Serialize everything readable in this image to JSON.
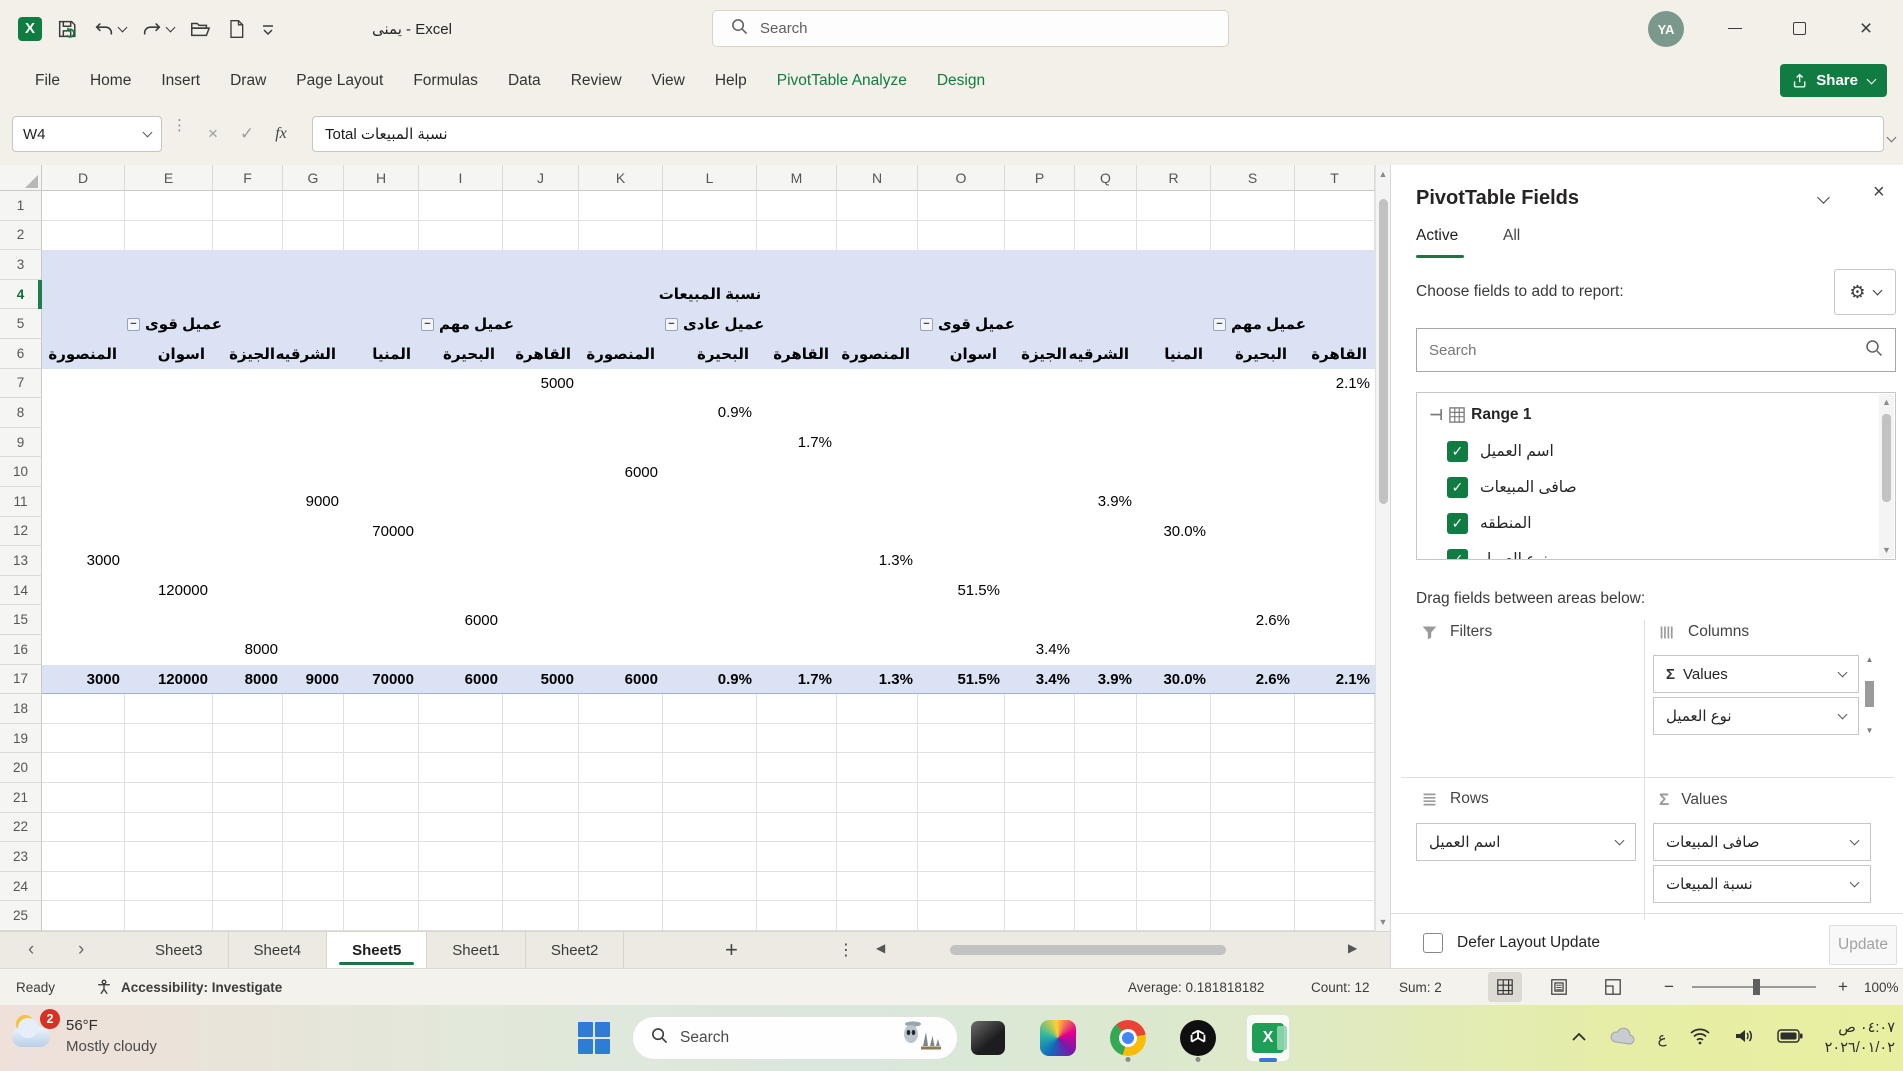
{
  "titlebar": {
    "app_title": "يمنى - Excel",
    "search_placeholder": "Search",
    "avatar_initials": "YA"
  },
  "ribbon": {
    "tabs": [
      {
        "label": "File",
        "accent": false
      },
      {
        "label": "Home",
        "accent": false
      },
      {
        "label": "Insert",
        "accent": false
      },
      {
        "label": "Draw",
        "accent": false
      },
      {
        "label": "Page Layout",
        "accent": false
      },
      {
        "label": "Formulas",
        "accent": false
      },
      {
        "label": "Data",
        "accent": false
      },
      {
        "label": "Review",
        "accent": false
      },
      {
        "label": "View",
        "accent": false
      },
      {
        "label": "Help",
        "accent": false
      },
      {
        "label": "PivotTable Analyze",
        "accent": true
      },
      {
        "label": "Design",
        "accent": true
      }
    ],
    "share_label": "Share"
  },
  "formula_bar": {
    "name_box": "W4",
    "formula": "Total نسبة المبيعات"
  },
  "grid": {
    "column_letters": [
      "D",
      "E",
      "F",
      "G",
      "H",
      "I",
      "J",
      "K",
      "L",
      "M",
      "N",
      "O",
      "P",
      "Q",
      "R",
      "S",
      "T"
    ],
    "visible_rows": 25,
    "selected_row": 4,
    "pivot": {
      "section_title": "نسبة المبيعات",
      "group_headers": [
        {
          "anchor_col": "E",
          "label": "عميل قوى"
        },
        {
          "anchor_col": "I",
          "label": "عميل مهم"
        },
        {
          "anchor_col": "L",
          "label": "عميل عادى"
        },
        {
          "anchor_col": "O",
          "label": "عميل قوى"
        },
        {
          "anchor_col": "S",
          "label": "عميل مهم"
        }
      ],
      "region_headers": {
        "D": "المنصورة",
        "E": "اسوان",
        "F": "الجيزة",
        "G": "الشرقيه",
        "H": "المنيا",
        "I": "البحيرة",
        "J": "القاهرة",
        "K": "المنصورة",
        "L": "البحيرة",
        "M": "القاهرة",
        "N": "المنصورة",
        "O": "اسوان",
        "P": "الجيزة",
        "Q": "الشرقيه",
        "R": "المنيا",
        "S": "البحيرة",
        "T": "القاهرة"
      },
      "data_cells": [
        {
          "row": 7,
          "col": "J",
          "value": "5000"
        },
        {
          "row": 7,
          "col": "T",
          "value": "2.1%"
        },
        {
          "row": 8,
          "col": "L",
          "value": "0.9%"
        },
        {
          "row": 9,
          "col": "M",
          "value": "1.7%"
        },
        {
          "row": 10,
          "col": "K",
          "value": "6000"
        },
        {
          "row": 11,
          "col": "G",
          "value": "9000"
        },
        {
          "row": 11,
          "col": "Q",
          "value": "3.9%"
        },
        {
          "row": 12,
          "col": "H",
          "value": "70000"
        },
        {
          "row": 12,
          "col": "R",
          "value": "30.0%"
        },
        {
          "row": 13,
          "col": "D",
          "value": "3000"
        },
        {
          "row": 13,
          "col": "N",
          "value": "1.3%"
        },
        {
          "row": 14,
          "col": "E",
          "value": "120000"
        },
        {
          "row": 14,
          "col": "O",
          "value": "51.5%"
        },
        {
          "row": 15,
          "col": "I",
          "value": "6000"
        },
        {
          "row": 15,
          "col": "S",
          "value": "2.6%"
        },
        {
          "row": 16,
          "col": "F",
          "value": "8000"
        },
        {
          "row": 16,
          "col": "P",
          "value": "3.4%"
        }
      ],
      "totals_row": 17,
      "totals": {
        "D": "3000",
        "E": "120000",
        "F": "8000",
        "G": "9000",
        "H": "70000",
        "I": "6000",
        "J": "5000",
        "K": "6000",
        "L": "0.9%",
        "M": "1.7%",
        "N": "1.3%",
        "O": "51.5%",
        "P": "3.4%",
        "Q": "3.9%",
        "R": "30.0%",
        "S": "2.6%",
        "T": "2.1%"
      }
    }
  },
  "sheet_bar": {
    "sheets": [
      "Sheet3",
      "Sheet4",
      "Sheet5",
      "Sheet1",
      "Sheet2"
    ],
    "active_sheet": "Sheet5",
    "add_label": "+",
    "more_label": "⋮"
  },
  "status_bar": {
    "mode": "Ready",
    "accessibility": "Accessibility: Investigate",
    "average_label": "Average: 0.181818182",
    "count_label": "Count: 12",
    "sum_label": "Sum: 2",
    "zoom_level": "100%"
  },
  "fields_panel": {
    "title": "PivotTable Fields",
    "tab_active": "Active",
    "tab_all": "All",
    "choose_label": "Choose fields to add to report:",
    "search_placeholder": "Search",
    "source_name": "Range 1",
    "fields": [
      {
        "label": "اسم العميل",
        "checked": true
      },
      {
        "label": "صافى المبيعات",
        "checked": true
      },
      {
        "label": "المنطقه",
        "checked": true
      },
      {
        "label": "نوع العميل",
        "checked": true
      }
    ],
    "drag_label": "Drag fields between areas below:",
    "areas": {
      "filters": {
        "label": "Filters",
        "items": []
      },
      "columns": {
        "label": "Columns",
        "items": [
          {
            "label": "Values",
            "sigma": true
          },
          {
            "label": "نوع العميل",
            "sigma": false
          }
        ]
      },
      "rows": {
        "label": "Rows",
        "items": [
          {
            "label": "اسم العميل",
            "sigma": false
          }
        ]
      },
      "values": {
        "label": "Values",
        "items": [
          {
            "label": "صافى المبيعات",
            "sigma": false
          },
          {
            "label": "نسبة المبيعات",
            "sigma": false
          }
        ]
      }
    },
    "defer_label": "Defer Layout Update",
    "update_label": "Update"
  },
  "taskbar": {
    "weather_temp": "56°F",
    "weather_desc": "Mostly cloudy",
    "weather_badge": "2",
    "search_placeholder": "Search",
    "language_indicator": "ع",
    "clock_time": "٠٤:٠٧ ص",
    "clock_date": "٢٠٢٦/٠١/٠٢"
  },
  "colors": {
    "excel_green": "#107C41",
    "pivot_fill": "#dbe2f4",
    "active_app_indicator": "#3b78d4"
  }
}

============

Determine how many lines in the records contain "صافى", and reply with the number only.

* **Written response**
2